Saved entries:
++++++++
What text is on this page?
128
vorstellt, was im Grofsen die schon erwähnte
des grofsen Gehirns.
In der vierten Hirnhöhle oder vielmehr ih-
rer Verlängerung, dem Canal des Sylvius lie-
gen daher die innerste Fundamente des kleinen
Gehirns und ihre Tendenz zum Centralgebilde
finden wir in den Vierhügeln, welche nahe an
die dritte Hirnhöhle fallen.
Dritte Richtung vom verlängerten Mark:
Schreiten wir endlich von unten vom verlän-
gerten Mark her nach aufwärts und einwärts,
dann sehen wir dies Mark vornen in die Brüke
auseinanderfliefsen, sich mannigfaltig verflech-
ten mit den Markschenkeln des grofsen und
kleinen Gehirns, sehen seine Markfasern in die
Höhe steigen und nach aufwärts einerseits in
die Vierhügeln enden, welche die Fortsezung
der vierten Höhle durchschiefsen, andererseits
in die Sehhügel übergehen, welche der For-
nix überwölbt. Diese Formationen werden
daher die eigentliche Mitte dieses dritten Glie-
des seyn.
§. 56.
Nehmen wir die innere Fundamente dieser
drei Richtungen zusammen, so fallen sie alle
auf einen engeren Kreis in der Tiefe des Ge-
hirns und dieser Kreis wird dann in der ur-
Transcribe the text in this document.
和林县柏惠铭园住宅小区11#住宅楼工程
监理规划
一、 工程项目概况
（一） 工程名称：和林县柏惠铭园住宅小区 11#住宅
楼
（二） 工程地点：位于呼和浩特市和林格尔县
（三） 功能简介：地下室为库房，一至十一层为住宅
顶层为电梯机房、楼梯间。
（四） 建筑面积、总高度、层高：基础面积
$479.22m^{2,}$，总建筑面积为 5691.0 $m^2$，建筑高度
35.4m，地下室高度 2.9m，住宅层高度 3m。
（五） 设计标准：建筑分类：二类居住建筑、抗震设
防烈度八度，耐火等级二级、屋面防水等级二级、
++++++++
Set problem: Every record above needs to be repeated word for word.

Output of the exercise:
What text is on this page?
128
vorstellt, was im Grofsen die schon erwähnte
des grofsen Gehirns.
In der vierten Hirnhöhle oder vielmehr ih-
rer Verlängerung, dem Canal des Sylvius lie-
gen daher die innerste Fundamente des kleinen
Gehirns und ihre Tendenz zum Centralgebilde
finden wir in den Vierhügeln, welche nahe an
die dritte Hirnhöhle fallen.
Dritte Richtung vom verlängerten Mark:
Schreiten wir endlich von unten vom verlän-
gerten Mark her nach aufwärts und einwärts,
dann sehen wir dies Mark vornen in die Brüke
auseinanderfliefsen, sich mannigfaltig verflech-
ten mit den Markschenkeln des grofsen und
kleinen Gehirns, sehen seine Markfasern in die
Höhe steigen und nach aufwärts einerseits in
die Vierhügeln enden, welche die Fortsezung
der vierten Höhle durchschiefsen, andererseits
in die Sehhügel übergehen, welche der For-
nix überwölbt. Diese Formationen werden
daher die eigentliche Mitte dieses dritten Glie-
des seyn.
§. 56.
Nehmen wir die innere Fundamente dieser
drei Richtungen zusammen, so fallen sie alle
auf einen engeren Kreis in der Tiefe des Ge-
hirns und dieser Kreis wird dann in der ur-
Transcribe the text in this document.
和林县柏惠铭园住宅小区11#住宅楼工程
监理规划
一、 工程项目概况
（一） 工程名称：和林县柏惠铭园住宅小区 11#住宅
楼
（二） 工程地点：位于呼和浩特市和林格尔县
（三） 功能简介：地下室为库房，一至十一层为住宅
顶层为电梯机房、楼梯间。
（四） 建筑面积、总高度、层高：基础面积
$479.22m^{2,}$，总建筑面积为 5691.0 $m^2$，建筑高度
35.4m，地下室高度 2.9m，住宅层高度 3m。
（五） 设计标准：建筑分类：二类居住建筑、抗震设
防烈度八度，耐火等级二级、屋面防水等级二级、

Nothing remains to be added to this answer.